[The exercise]: Return each row that contains the string "View".

[Records of where elements appear]
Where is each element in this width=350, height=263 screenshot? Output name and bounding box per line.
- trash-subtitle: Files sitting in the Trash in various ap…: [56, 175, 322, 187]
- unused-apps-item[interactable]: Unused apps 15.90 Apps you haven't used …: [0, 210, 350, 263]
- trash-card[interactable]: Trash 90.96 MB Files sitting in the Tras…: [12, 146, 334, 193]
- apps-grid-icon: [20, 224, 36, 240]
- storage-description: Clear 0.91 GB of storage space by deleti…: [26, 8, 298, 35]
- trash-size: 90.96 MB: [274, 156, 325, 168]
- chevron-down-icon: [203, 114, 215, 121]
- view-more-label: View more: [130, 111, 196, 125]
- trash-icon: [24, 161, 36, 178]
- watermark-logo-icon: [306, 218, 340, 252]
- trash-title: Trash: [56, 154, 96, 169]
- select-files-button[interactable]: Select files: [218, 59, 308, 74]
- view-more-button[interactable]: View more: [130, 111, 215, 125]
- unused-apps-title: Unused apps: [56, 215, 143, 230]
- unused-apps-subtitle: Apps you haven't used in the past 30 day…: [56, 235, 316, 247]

[Output below]:
- view-more-label: View more: [130, 111, 196, 125]
- view-more-button[interactable]: View more: [130, 111, 215, 125]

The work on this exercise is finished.